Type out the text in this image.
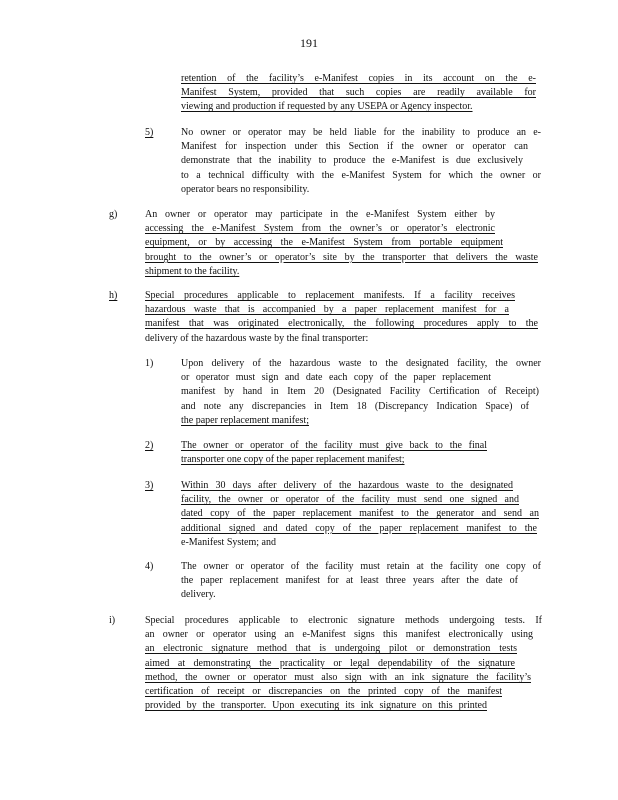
191
retention of the facility’s e-Manifest copies in its account on the e-
Manifest System, provided that such copies are readily available for
viewing and production if requested by any USEPA or Agency inspector.
5)	No owner or operator may be held liable for the inability to produce an e-
Manifest for inspection under this Section if the owner or operator can
demonstrate that the inability to produce the e-Manifest is due exclusively
to a technical difficulty with the e-Manifest System for which the owner or
operator bears no responsibility.
g)	An owner or operator may participate in the e-Manifest System either by
accessing the e-Manifest System from the owner’s or operator’s electronic
equipment, or by accessing the e-Manifest System from portable equipment
brought to the owner’s or operator’s site by the transporter that delivers the waste
shipment to the facility.
h)	Special procedures applicable to replacement manifests. If a facility receives
hazardous waste that is accompanied by a paper replacement manifest for a
manifest that was originated electronically, the following procedures apply to the
delivery of the hazardous waste by the final transporter:
1)	Upon delivery of the hazardous waste to the designated facility, the owner
or operator must sign and date each copy of the paper replacement
manifest by hand in Item 20 (Designated Facility Certification of Receipt)
and note any discrepancies in Item 18 (Discrepancy Indication Space) of
the paper replacement manifest;
2)	The owner or operator of the facility must give back to the final
transporter one copy of the paper replacement manifest;
3)	Within 30 days after delivery of the hazardous waste to the designated
facility, the owner or operator of the facility must send one signed and
dated copy of the paper replacement manifest to the generator and send an
additional signed and dated copy of the paper replacement manifest to the
e-Manifest System; and
4)	The owner or operator of the facility must retain at the facility one copy of
the paper replacement manifest for at least three years after the date of
delivery.
i)	Special procedures applicable to electronic signature methods undergoing tests. If
an owner or operator using an e-Manifest signs this manifest electronically using
an electronic signature method that is undergoing pilot or demonstration tests
aimed at demonstrating the practicality or legal dependability of the signature
method, the owner or operator must also sign with an ink signature the facility’s
certification of receipt or discrepancies on the printed copy of the manifest
provided by the transporter. Upon executing its ink signature on this printed
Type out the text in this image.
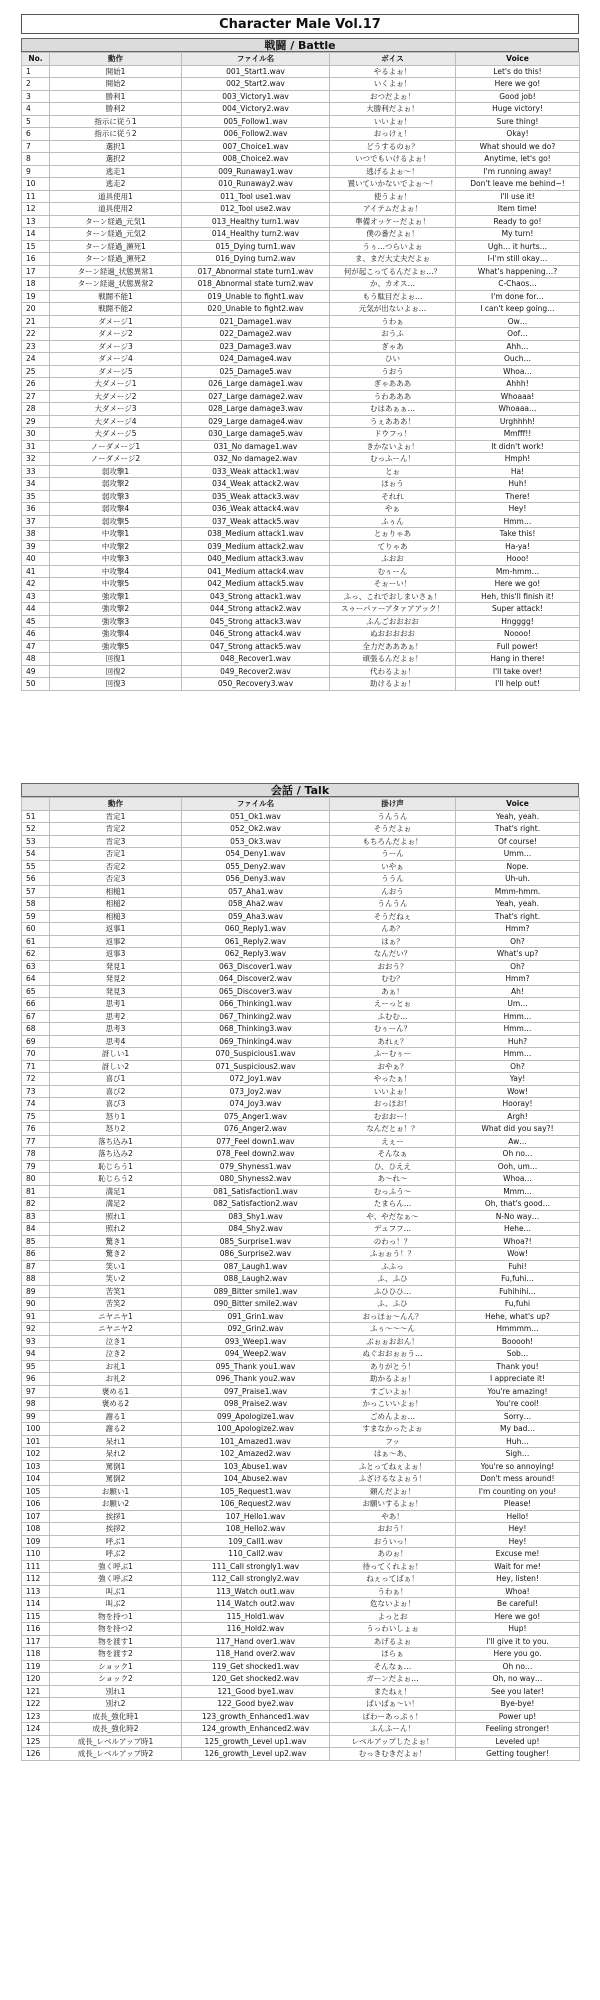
Character Male Vol.17
戦闘 / Battle
No.	動作	ファイル名	ボイス	Voice
1	開始1	001_Start1.wav	やるよぉ！	Let's do this!
2	開始2	002_Start2.wav	いくよぉ！	Here we go!
3	勝利1	003_Victory1.wav	おつだよぉ！	Good job!
4	勝利2	004_Victory2.wav	大勝利だよぉ！	Huge victory!
5	指示に従う1	005_Follow1.wav	いいよぉ！	Sure thing!
6	指示に従う2	006_Follow2.wav	おっけぇ！	Okay!
7	選択1	007_Choice1.wav	どうするのぉ？	What should we do?
8	選択2	008_Choice2.wav	いつでもいけるよぉ！	Anytime, let's go!
9	逃走1	009_Runaway1.wav	逃げるよぉ～！	I'm running away!
10	逃走2	010_Runaway2.wav	置いていかないでよぉ～！	Don't leave me behind~!
11	道具使用1	011_Tool use1.wav	使うよぉ！	I'll use it!
12	道具使用2	012_Tool use2.wav	アイテムだよぉ！	Item time!
13	ターン経過_元気1	013_Healthy turn1.wav	準備オッケーだよぉ！	Ready to go!
14	ターン経過_元気2	014_Healthy turn2.wav	僕の番だよぉ！	My turn!
15	ターン経過_瀕死1	015_Dying turn1.wav	うぅ…つらいよぉ	Ugh… it hurts…
16	ターン経過_瀕死2	016_Dying turn2.wav	ま、まだ大丈夫だよぉ	I-I'm still okay…
17	ターン経過_状態異常1	017_Abnormal state turn1.wav	何が起こってるんだよぉ…？	What's happening…?
18	ターン経過_状態異常2	018_Abnormal state turn2.wav	か、カオス…	C-Chaos…
19	戦闘不能1	019_Unable to fight1.wav	もう駄目だよぉ…	I'm done for…
20	戦闘不能2	020_Unable to fight2.wav	元気が出ないよぉ…	I can't keep going…
21	ダメージ1	021_Damage1.wav	うわぁ	Ow…
22	ダメージ2	022_Damage2.wav	おうふ	Oof…
23	ダメージ3	023_Damage3.wav	ぎゃあ	Ahh…
24	ダメージ4	024_Damage4.wav	ひい	Ouch…
25	ダメージ5	025_Damage5.wav	うおう	Whoa…
26	大ダメージ1	026_Large damage1.wav	ぎゃあああ	Ahhh!
27	大ダメージ2	027_Large damage2.wav	うわあああ	Whoaaa!
28	大ダメージ3	028_Large damage3.wav	むはあぁぁ…	Whoaaa…
29	大ダメージ4	029_Large damage4.wav	うぇあああ！	Urghhhh!
30	大ダメージ5	030_Large damage5.wav	ドウフっ！	Mmfff!!
31	ノーダメージ1	031_No damage1.wav	きかないよぉ！	It didn't work!
32	ノーダメージ2	032_No damage2.wav	むっふーん！	Hmph!
33	弱攻撃1	033_Weak attack1.wav	とぉ	Ha!
34	弱攻撃2	034_Weak attack2.wav	ほぉう	Huh!
35	弱攻撃3	035_Weak attack3.wav	それれ	There!
36	弱攻撃4	036_Weak attack4.wav	やぁ	Hey!
37	弱攻撃5	037_Weak attack5.wav	ふぅん	Hmm…
38	中攻撃1	038_Medium attack1.wav	とぉりゃあ	Take this!
39	中攻撃2	039_Medium attack2.wav	てりゃあ	Ha-ya!
40	中攻撃3	040_Medium attack3.wav	ふおお	Hooo!
41	中攻撃4	041_Medium attack4.wav	むぅーん	Mm-hmm…
42	中攻撃5	042_Medium attack5.wav	そぉーい！	Here we go!
43	強攻撃1	043_Strong attack1.wav	ふっ、これでおしまいさぁ！	Heh, this'll finish it!
44	強攻撃2	044_Strong attack2.wav	スゥーパァーアタァアアック！	Super attack!
45	強攻撃3	045_Strong attack3.wav	ふんごおおおお	Hngggg!
46	強攻撃4	046_Strong attack4.wav	ぬおおおおお	Noooo!
47	強攻撃5	047_Strong attack5.wav	全力だあああぁ！	Full power!
48	回復1	048_Recover1.wav	頑張るんだよぉ！	Hang in there!
49	回復2	049_Recover2.wav	代わるよぉ！	I'll take over!
50	回復3	050_Recovery3.wav	助けるよぉ！	I'll help out!
会話 / Talk
	動作	ファイル名	掛け声	Voice
51	肯定1	051_Ok1.wav	うんうん	Yeah, yeah.
52	肯定2	052_Ok2.wav	そうだよぉ	That's right.
53	肯定3	053_Ok3.wav	もちろんだよぉ！	Of course!
54	否定1	054_Deny1.wav	うーん	Umm…
55	否定2	055_Deny2.wav	いやぁ	Nope.
56	否定3	056_Deny3.wav	ううん	Uh-uh.
57	相槌1	057_Aha1.wav	んおう	Mmm-hmm.
58	相槌2	058_Aha2.wav	うんうん	Yeah, yeah.
59	相槌3	059_Aha3.wav	そうだねぇ	That's right.
60	返事1	060_Reply1.wav	んあ？	Hmm?
61	返事2	061_Reply2.wav	はぁ？	Oh?
62	返事3	062_Reply3.wav	なんだい？	What's up?
63	発見1	063_Discover1.wav	おおう？	Oh?
64	発見2	064_Discover2.wav	むむ？	Hmm?
65	発見3	065_Discover3.wav	あぁ！	Ah!
66	思考1	066_Thinking1.wav	えーっとぉ	Um…
67	思考2	067_Thinking2.wav	ふむむ…	Hmm…
68	思考3	068_Thinking3.wav	むぅーん？	Hmm…
69	思考4	069_Thinking4.wav	あれぇ？	Huh?
70	訝しい1	070_Suspicious1.wav	ふーむぅー	Hmm…
71	訝しい2	071_Suspicious2.wav	おやぁ？	Oh?
72	喜び1	072_Joy1.wav	やったぁ！	Yay!
73	喜び2	073_Joy2.wav	いいよぉ！	Wow!
74	喜び3	074_Joy3.wav	おっほお！	Hooray!
75	怒り1	075_Anger1.wav	むおおー！	Argh!
76	怒り2	076_Anger2.wav	なんだとぉ！？	What did you say?!
77	落ち込み1	077_Feel down1.wav	えぇー	Aw…
78	落ち込み2	078_Feel down2.wav	そんなぁ	Oh no…
79	恥じらう1	079_Shyness1.wav	ひ、ひええ	Ooh, um…
80	恥じらう2	080_Shyness2.wav	あ～れ～	Whoa…
81	満足1	081_Satisfaction1.wav	むっふう～	Mmm…
82	満足2	082_Satisfaction2.wav	たまらん…	Oh, that's good…
83	照れ1	083_Shy1.wav	や、やだなぁ～	N-No way…
84	照れ2	084_Shy2.wav	デュフフ…	Hehe…
85	驚き1	085_Surprise1.wav	のわっ！？	Whoa?!
86	驚き2	086_Surprise2.wav	ふぉぉう！？	Wow!
87	笑い1	087_Laugh1.wav	ふふっ	Fuhi!
88	笑い2	088_Laugh2.wav	ふ、ふひ	Fu,fuhi…
89	苦笑1	089_Bitter smile1.wav	ふひひひ…	Fuhihihi…
90	苦笑2	090_Bitter smile2.wav	ふ、ふひ	Fu,fuhi
91	ニヤニヤ1	091_Grin1.wav	おっほぉ～んん？	Hehe, what's up?
92	ニヤニヤ2	092_Grin2.wav	ふぅ～～～ん	Hmmmm…
93	泣き1	093_Weep1.wav	ぶぉぉおおん！	Booooh!
94	泣き2	094_Weep2.wav	ぬぐおおぉぉう…	Sob…
95	お礼1	095_Thank you1.wav	ありがとう！	Thank you!
96	お礼2	096_Thank you2.wav	助かるよぉ！	I appreciate it!
97	褒める1	097_Praise1.wav	すごいよぉ！	You're amazing!
98	褒める2	098_Praise2.wav	かっこいいよぉ！	You're cool!
99	謝る1	099_Apologize1.wav	ごめんよぉ…	Sorry…
100	謝る2	100_Apologize2.wav	すまなかったよぉ	My bad…
101	呆れ1	101_Amazed1.wav	フッ	Huh…
102	呆れ2	102_Amazed2.wav	はぁ～あ、	Sigh…
103	罵倒1	103_Abuse1.wav	ふとってねぇよぉ！	You're so annoying!
104	罵倒2	104_Abuse2.wav	ふざけるなよぉう！	Don't mess around!
105	お願い1	105_Request1.wav	頼んだよぉ！	I'm counting on you!
106	お願い2	106_Request2.wav	お願いするよぉ！	Please!
107	挨拶1	107_Hello1.wav	やあ！	Hello!
108	挨拶2	108_Hello2.wav	おおう！	Hey!
109	呼ぶ1	109_Call1.wav	おういっ！	Hey!
110	呼ぶ2	110_Call2.wav	あのぉ！	Excuse me!
111	強く呼ぶ1	111_Call strongly1.wav	待ってくれよぉ！	Wait for me!
112	強く呼ぶ2	112_Call strongly2.wav	ねぇってばぁ！	Hey, listen!
113	叫ぶ1	113_Watch out1.wav	うわぁ！	Whoa!
114	叫ぶ2	114_Watch out2.wav	危ないよぉ！	Be careful!
115	物を持つ1	115_Hold1.wav	よっとお	Here we go!
116	物を持つ2	116_Hold2.wav	うっわいしょぉ	Hup!
117	物を渡す1	117_Hand over1.wav	あげるよぉ	I'll give it to you.
118	物を渡す2	118_Hand over2.wav	ほらぁ	Here you go.
119	ショック1	119_Get shocked1.wav	そんなぁ…	Oh no…
120	ショック2	120_Get shocked2.wav	ガーンだよぉ…	Oh, no way…
121	別れ1	121_Good bye1.wav	またねぇ！	See you later!
122	別れ2	122_Good bye2.wav	ばいばぁ～い！	Bye-bye!
123	成長_強化時1	123_growth_Enhanced1.wav	ぱわーあっぷぅ！	Power up!
124	成長_強化時2	124_growth_Enhanced2.wav	ふんふーん！	Feeling stronger!
125	成長_レベルアップ時1	125_growth_Level up1.wav	レベルアップしたよぉ！	Leveled up!
126	成長_レベルアップ時2	126_growth_Level up2.wav	むっきむきだよぉ！	Getting tougher!
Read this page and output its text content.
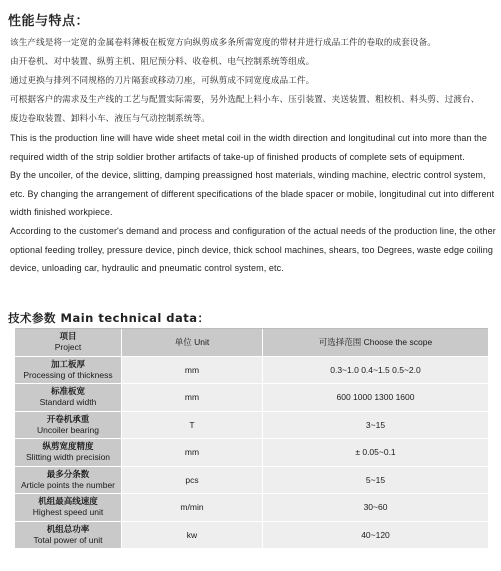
性能与特点：
该生产线是将一定宽的金属卷料薄板在板宽方向纵剪成多条所需宽度的带材并进行成品工件的卷取的成套设备。
由开卷机、对中装置、纵剪主机、阻尼预分料、收卷机、电气控制系统等组成。
通过更换与排列不同规格的刀片隔套或移动刀座，可纵剪成不同宽度成品工件。
可根据客户的需求及生产线的工艺与配置实际需要，另外选配上料小车、压引装置、夹送装置、粗校机、料头剪、过渡台、
废边卷取装置、卸料小车、液压与气动控制系统等。
This is the production line will have wide sheet metal coil in the width direction and longitudinal cut into more than the
required width of the strip soldier brother artifacts of take-up of finished products of complete sets of equipment.
By the uncoiler, of the device, slitting, damping preassigned host materials, winding machine, electric control system,
etc. By changing the arrangement of different specifications of the blade spacer or mobile, longitudinal cut into different
width finished workpiece.
According to the customer's demand and process and configuration of the actual needs of the production line, the other
optional feeding trolley, pressure device, pinch device, thick school machines, shears, too Degrees, waste edge coiling
device, unloading car, hydraulic and pneumatic control system, etc.
技术参数 Main technical data：
项目
Project	单位 Unit	可选择范围 Choose the scope
加工板厚
Processing of thickness	mm	0.3~1.0 0.4~1.5 0.5~2.0
标准板宽
Standard width	mm	600 1000 1300 1600
开卷机承重
Uncoiler bearing	T	3~15
纵剪宽度精度
Slitting width precision	mm	± 0.05~0.1
最多分条数
Article points the number	pcs	5~15
机组最高线速度
Highest speed unit	m/min	30~60
机组总功率
Total power of unit	kw	40~120
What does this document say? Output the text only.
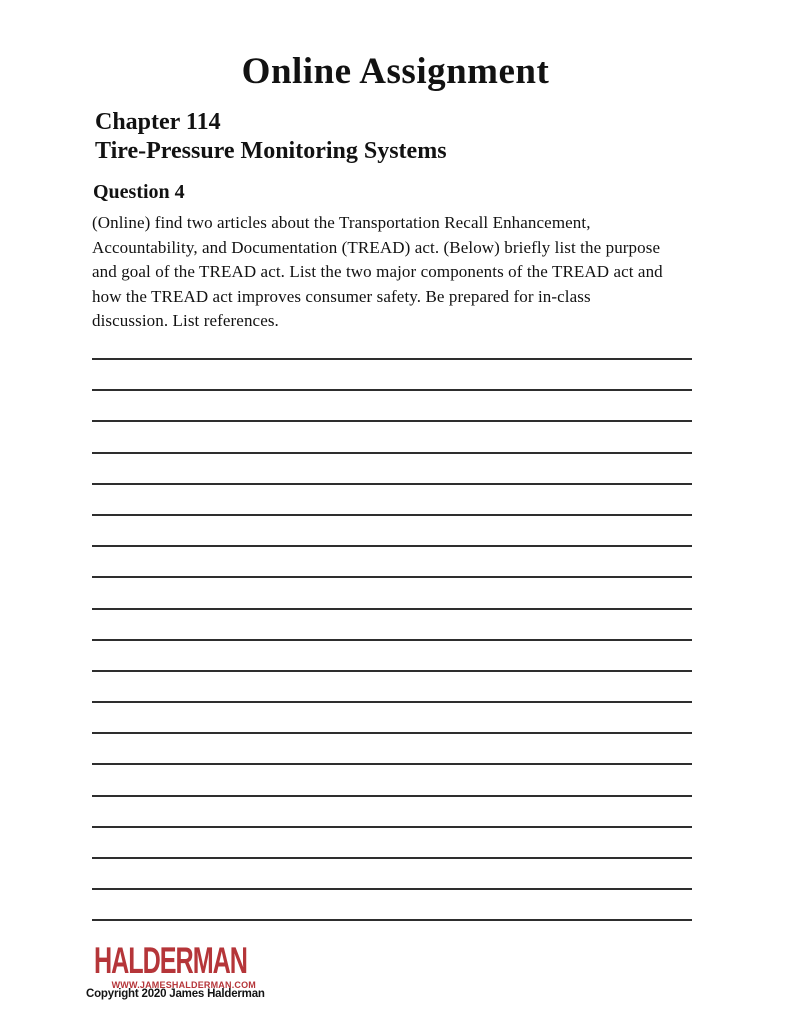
Online Assignment
Chapter 114
Tire-Pressure Monitoring Systems
Question 4
(Online) find two articles about the Transportation Recall Enhancement,
Accountability, and Documentation (TREAD) act. (Below) briefly list the purpose
and goal of the TREAD act. List the two major components of the TREAD act and
how the TREAD act improves consumer safety. Be prepared for in-class
discussion. List references.
HALDERMAN
WWW.JAMESHALDERMAN.COM
Copyright 2020 James Halderman
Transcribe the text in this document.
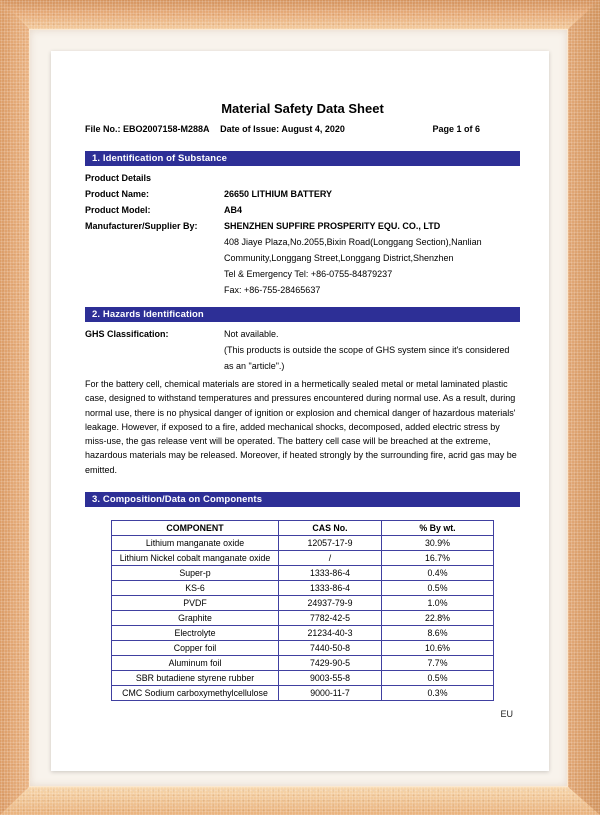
Material Safety Data Sheet
File No.: EBO2007158-M288A	Date of Issue: August 4, 2020	Page 1 of 6
1. Identification of Substance
Product Details
Product Name:	26650 LITHIUM BATTERY
Product Model:	AB4
Manufacturer/Supplier By:	SHENZHEN SUPFIRE PROSPERITY EQU. CO., LTD
408 Jiaye Plaza,No.2055,Bixin Road(Longgang Section),Nanlian
Community,Longgang Street,Longgang District,Shenzhen
Tel & Emergency Tel: +86-0755-84879237
Fax: +86-755-28465637
2. Hazards Identification
GHS Classification:	Not available.
(This products is outside the scope of GHS system since it's considered as an "article".)
For the battery cell, chemical materials are stored in a hermetically sealed metal or metal laminated plastic case, designed to withstand temperatures and pressures encountered during normal use. As a result, during normal use, there is no physical danger of ignition or explosion and chemical danger of hazardous materials' leakage. However, if exposed to a fire, added mechanical shocks, decomposed, added electric stress by miss-use, the gas release vent will be operated. The battery cell case will be breached at the extreme, hazardous materials may be released. Moreover, if heated strongly by the surrounding fire, acrid gas may be emitted.
3. Composition/Data on Components
COMPONENT	CAS No.	% By wt.
Lithium manganate oxide	12057-17-9	30.9%
Lithium Nickel cobalt manganate oxide	/	16.7%
Super-p	1333-86-4	0.4%
KS-6	1333-86-4	0.5%
PVDF	24937-79-9	1.0%
Graphite	7782-42-5	22.8%
Electrolyte	21234-40-3	8.6%
Copper foil	7440-50-8	10.6%
Aluminum foil	7429-90-5	7.7%
SBR butadiene styrene rubber	9003-55-8	0.5%
CMC Sodium carboxymethylcellulose	9000-11-7	0.3%
EU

━━━━

_What the task requires_. Only the lines from the line bearing "Transcribe the text in this document." to the end of the listing above, both inclusive, should be extracted verbatim; the pictures are excluded.

_Output for this exercise_.
Transcribe the text in this document.
Material Safety Data Sheet
File No.: EBO2007158-M288A	Date of Issue: August 4, 2020	Page 1 of 6
1. Identification of Substance
Product Details
Product Name:	26650 LITHIUM BATTERY
Product Model:	AB4
Manufacturer/Supplier By:	SHENZHEN SUPFIRE PROSPERITY EQU. CO., LTD
408 Jiaye Plaza,No.2055,Bixin Road(Longgang Section),Nanlian
Community,Longgang Street,Longgang District,Shenzhen
Tel & Emergency Tel: +86-0755-84879237
Fax: +86-755-28465637
2. Hazards Identification
GHS Classification:	Not available.
(This products is outside the scope of GHS system since it's considered as an "article".)
For the battery cell, chemical materials are stored in a hermetically sealed metal or metal laminated plastic case, designed to withstand temperatures and pressures encountered during normal use. As a result, during normal use, there is no physical danger of ignition or explosion and chemical danger of hazardous materials' leakage. However, if exposed to a fire, added mechanical shocks, decomposed, added electric stress by miss-use, the gas release vent will be operated. The battery cell case will be breached at the extreme, hazardous materials may be released. Moreover, if heated strongly by the surrounding fire, acrid gas may be emitted.
3. Composition/Data on Components
COMPONENT	CAS No.	% By wt.
Lithium manganate oxide	12057-17-9	30.9%
Lithium Nickel cobalt manganate oxide	/	16.7%
Super-p	1333-86-4	0.4%
KS-6	1333-86-4	0.5%
PVDF	24937-79-9	1.0%
Graphite	7782-42-5	22.8%
Electrolyte	21234-40-3	8.6%
Copper foil	7440-50-8	10.6%
Aluminum foil	7429-90-5	7.7%
SBR butadiene styrene rubber	9003-55-8	0.5%
CMC Sodium carboxymethylcellulose	9000-11-7	0.3%
EU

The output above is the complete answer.